Written task » Retype verbatim the rows starting at the first row and ending at the row that contains "texture-row <box>105 266 609 268</box>", both included.

(Spatial annotation entries)
• • •

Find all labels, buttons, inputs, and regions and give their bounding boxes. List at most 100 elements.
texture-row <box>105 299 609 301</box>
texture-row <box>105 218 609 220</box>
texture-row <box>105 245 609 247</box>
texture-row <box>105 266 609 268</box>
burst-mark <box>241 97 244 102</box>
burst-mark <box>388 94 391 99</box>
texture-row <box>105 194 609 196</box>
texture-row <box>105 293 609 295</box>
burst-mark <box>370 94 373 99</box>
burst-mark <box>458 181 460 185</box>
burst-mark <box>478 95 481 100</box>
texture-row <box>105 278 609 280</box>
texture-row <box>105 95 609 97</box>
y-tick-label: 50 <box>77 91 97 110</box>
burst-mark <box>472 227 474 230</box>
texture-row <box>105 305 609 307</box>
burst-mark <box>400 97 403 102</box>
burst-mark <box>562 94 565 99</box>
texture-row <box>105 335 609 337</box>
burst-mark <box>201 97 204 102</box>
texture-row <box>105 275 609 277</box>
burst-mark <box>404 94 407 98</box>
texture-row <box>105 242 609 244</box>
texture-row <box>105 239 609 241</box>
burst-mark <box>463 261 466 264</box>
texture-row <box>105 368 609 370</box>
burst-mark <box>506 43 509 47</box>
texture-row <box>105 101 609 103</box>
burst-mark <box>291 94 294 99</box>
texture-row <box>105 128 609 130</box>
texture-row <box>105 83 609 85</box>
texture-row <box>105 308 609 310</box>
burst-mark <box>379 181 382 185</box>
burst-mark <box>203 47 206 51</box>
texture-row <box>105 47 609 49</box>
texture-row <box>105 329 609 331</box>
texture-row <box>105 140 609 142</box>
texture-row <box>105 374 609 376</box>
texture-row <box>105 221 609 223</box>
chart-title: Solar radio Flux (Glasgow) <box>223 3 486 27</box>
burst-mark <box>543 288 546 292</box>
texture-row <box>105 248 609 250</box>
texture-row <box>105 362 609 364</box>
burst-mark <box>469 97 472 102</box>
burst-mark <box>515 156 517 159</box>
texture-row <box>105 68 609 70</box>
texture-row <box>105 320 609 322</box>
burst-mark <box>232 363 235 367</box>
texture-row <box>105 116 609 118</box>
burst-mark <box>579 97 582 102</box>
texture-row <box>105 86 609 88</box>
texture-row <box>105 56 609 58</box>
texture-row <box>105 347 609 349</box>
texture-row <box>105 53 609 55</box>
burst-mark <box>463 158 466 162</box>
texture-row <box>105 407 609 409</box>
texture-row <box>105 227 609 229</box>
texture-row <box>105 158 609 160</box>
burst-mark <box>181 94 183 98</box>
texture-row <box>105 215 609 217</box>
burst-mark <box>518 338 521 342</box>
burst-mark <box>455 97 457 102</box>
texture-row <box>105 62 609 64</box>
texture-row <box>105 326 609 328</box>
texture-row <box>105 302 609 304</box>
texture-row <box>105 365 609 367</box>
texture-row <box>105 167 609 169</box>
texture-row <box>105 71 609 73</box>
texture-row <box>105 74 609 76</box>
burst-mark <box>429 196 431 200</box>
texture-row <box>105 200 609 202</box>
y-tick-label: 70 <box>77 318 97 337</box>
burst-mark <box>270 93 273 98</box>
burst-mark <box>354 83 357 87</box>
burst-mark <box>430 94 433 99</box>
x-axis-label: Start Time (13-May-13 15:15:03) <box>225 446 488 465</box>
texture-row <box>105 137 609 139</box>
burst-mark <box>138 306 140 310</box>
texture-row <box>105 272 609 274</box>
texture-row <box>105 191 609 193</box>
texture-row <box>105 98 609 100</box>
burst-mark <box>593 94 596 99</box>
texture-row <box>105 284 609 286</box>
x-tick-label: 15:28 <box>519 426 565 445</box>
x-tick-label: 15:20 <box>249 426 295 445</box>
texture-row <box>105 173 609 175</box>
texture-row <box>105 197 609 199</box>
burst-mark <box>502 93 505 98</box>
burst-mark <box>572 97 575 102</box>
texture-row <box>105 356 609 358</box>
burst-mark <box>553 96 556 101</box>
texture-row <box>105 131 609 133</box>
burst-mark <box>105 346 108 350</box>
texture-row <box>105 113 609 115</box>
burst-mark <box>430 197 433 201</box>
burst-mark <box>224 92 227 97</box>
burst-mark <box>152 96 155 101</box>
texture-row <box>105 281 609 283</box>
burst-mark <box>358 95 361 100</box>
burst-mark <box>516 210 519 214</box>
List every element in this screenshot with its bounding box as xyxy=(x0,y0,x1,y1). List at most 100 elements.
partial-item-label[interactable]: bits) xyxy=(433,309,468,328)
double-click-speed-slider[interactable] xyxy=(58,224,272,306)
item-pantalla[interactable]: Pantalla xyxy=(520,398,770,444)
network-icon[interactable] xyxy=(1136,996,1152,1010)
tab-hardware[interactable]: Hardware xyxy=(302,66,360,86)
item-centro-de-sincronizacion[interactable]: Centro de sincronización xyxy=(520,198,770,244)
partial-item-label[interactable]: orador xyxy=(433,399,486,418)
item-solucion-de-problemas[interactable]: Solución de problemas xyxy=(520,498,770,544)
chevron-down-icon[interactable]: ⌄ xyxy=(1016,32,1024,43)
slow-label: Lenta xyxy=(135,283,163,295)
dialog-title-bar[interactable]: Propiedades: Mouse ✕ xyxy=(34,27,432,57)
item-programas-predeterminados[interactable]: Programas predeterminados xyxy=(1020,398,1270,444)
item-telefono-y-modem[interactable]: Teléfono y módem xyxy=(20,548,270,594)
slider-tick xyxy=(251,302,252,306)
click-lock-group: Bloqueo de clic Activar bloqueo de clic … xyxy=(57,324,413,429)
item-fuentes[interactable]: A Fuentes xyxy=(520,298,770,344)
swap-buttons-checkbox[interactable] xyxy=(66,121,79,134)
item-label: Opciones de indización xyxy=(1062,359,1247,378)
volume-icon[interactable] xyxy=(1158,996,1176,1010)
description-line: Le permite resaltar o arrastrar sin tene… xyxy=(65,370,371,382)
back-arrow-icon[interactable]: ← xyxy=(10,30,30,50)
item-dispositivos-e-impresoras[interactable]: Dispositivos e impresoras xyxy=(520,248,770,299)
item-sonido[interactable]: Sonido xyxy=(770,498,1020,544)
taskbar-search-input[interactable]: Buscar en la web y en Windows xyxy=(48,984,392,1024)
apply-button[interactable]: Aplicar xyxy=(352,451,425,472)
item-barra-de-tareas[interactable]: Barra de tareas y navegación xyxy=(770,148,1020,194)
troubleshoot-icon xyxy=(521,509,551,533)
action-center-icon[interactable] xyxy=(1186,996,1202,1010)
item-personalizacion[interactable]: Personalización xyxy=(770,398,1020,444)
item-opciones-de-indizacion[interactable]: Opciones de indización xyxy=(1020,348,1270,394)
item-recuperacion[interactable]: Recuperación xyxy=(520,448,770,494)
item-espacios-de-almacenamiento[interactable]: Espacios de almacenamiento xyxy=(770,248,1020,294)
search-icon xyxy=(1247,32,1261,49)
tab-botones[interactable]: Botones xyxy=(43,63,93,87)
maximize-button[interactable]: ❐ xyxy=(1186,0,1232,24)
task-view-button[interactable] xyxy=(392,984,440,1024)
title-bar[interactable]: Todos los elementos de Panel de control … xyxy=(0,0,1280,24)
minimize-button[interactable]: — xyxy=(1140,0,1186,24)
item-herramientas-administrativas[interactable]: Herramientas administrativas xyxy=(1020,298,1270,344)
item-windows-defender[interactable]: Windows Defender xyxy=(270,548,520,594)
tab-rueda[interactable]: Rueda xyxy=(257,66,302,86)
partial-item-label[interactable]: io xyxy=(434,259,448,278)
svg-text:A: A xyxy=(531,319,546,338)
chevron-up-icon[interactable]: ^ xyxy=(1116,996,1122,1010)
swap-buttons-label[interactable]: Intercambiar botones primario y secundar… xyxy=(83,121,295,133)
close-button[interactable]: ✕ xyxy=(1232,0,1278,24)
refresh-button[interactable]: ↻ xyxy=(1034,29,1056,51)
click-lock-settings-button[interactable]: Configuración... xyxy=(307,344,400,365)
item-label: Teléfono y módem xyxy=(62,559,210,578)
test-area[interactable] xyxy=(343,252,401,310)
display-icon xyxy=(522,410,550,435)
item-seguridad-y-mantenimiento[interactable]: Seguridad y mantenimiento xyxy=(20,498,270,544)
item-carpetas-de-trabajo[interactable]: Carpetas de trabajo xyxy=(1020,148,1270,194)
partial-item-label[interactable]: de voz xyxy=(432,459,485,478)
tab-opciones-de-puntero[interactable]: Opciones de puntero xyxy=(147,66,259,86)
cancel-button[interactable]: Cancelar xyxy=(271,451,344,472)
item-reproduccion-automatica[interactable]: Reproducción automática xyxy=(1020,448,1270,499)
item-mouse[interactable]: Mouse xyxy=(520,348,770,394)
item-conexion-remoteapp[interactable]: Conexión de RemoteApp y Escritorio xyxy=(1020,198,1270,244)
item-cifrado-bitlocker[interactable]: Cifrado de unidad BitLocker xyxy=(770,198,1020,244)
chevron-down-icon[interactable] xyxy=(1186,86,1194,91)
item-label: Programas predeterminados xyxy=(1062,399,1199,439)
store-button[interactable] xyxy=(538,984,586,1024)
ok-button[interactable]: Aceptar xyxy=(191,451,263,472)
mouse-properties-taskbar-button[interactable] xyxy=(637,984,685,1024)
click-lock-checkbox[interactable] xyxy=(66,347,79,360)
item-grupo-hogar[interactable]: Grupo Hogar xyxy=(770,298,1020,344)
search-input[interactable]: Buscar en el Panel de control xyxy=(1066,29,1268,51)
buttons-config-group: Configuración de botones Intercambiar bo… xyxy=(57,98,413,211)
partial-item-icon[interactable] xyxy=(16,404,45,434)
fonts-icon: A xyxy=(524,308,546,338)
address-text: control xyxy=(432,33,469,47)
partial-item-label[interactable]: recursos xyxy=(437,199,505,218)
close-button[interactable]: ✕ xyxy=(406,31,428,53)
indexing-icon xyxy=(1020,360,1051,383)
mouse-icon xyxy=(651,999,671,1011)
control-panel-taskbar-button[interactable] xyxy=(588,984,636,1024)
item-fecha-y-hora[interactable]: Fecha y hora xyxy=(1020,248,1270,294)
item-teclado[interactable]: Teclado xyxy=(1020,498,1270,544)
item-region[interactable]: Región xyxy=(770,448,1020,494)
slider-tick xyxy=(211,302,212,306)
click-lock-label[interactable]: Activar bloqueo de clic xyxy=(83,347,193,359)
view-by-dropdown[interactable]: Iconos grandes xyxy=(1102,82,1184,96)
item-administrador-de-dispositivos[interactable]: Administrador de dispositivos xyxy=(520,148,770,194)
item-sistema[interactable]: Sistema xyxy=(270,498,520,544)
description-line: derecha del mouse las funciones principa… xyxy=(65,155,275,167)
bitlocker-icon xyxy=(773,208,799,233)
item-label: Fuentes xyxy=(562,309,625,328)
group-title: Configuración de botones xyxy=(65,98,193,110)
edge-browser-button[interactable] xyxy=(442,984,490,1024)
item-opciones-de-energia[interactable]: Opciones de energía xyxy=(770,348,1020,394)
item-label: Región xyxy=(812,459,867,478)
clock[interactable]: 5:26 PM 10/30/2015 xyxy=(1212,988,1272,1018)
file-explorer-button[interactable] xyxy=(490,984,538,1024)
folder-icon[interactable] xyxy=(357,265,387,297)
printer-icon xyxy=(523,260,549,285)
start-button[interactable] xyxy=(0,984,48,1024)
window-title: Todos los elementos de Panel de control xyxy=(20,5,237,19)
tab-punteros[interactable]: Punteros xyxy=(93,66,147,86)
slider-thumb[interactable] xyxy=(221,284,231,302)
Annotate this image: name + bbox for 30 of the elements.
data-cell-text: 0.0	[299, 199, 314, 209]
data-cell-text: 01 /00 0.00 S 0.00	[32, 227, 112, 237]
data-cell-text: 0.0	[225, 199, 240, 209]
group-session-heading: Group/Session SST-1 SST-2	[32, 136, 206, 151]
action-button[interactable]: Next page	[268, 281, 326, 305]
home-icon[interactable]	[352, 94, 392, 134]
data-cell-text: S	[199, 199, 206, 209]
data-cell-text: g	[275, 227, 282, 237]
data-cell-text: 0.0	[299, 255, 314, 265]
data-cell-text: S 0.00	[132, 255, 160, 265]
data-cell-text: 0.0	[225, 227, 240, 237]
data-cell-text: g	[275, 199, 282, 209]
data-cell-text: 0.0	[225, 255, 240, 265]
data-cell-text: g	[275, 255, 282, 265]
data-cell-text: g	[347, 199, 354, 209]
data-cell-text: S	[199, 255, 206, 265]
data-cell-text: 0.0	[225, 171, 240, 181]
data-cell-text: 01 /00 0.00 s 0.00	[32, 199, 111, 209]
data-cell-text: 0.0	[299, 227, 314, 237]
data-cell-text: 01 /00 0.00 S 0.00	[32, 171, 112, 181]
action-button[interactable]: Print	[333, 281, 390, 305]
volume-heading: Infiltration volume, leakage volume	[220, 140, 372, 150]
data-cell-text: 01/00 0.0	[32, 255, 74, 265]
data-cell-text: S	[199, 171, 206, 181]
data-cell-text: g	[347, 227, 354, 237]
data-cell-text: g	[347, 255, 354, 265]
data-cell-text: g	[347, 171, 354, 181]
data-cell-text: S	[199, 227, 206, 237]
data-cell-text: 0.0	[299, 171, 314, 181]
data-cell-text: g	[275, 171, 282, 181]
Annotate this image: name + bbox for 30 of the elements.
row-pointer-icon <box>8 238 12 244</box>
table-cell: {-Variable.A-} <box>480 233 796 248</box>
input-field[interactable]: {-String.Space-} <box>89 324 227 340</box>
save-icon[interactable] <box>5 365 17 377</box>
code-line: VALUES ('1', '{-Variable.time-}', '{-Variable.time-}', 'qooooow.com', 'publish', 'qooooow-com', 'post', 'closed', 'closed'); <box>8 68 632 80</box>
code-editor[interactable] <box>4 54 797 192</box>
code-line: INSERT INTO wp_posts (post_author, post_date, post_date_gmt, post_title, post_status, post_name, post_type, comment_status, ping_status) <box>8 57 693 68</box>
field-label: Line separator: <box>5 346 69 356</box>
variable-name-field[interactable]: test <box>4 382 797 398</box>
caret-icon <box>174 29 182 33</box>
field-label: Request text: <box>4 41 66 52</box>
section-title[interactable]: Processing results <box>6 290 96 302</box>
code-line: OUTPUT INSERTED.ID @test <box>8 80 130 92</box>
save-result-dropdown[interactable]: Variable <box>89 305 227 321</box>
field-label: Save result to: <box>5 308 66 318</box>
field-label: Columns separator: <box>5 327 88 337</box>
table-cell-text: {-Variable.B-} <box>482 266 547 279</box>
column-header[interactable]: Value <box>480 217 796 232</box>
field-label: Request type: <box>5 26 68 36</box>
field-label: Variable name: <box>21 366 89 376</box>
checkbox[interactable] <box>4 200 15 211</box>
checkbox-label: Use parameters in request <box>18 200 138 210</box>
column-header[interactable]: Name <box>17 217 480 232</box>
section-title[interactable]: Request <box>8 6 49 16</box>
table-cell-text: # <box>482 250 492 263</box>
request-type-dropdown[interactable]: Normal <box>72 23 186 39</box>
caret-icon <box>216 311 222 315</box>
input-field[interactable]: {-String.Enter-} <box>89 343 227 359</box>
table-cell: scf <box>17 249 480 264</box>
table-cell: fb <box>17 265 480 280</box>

• • •

Reply »
Find all labels, buttons, inputs, and regions and give their bounding boxes. List at most 100 elements.
texture-row <box>105 299 609 301</box>
texture-row <box>105 218 609 220</box>
texture-row <box>105 245 609 247</box>
texture-row <box>105 266 609 268</box>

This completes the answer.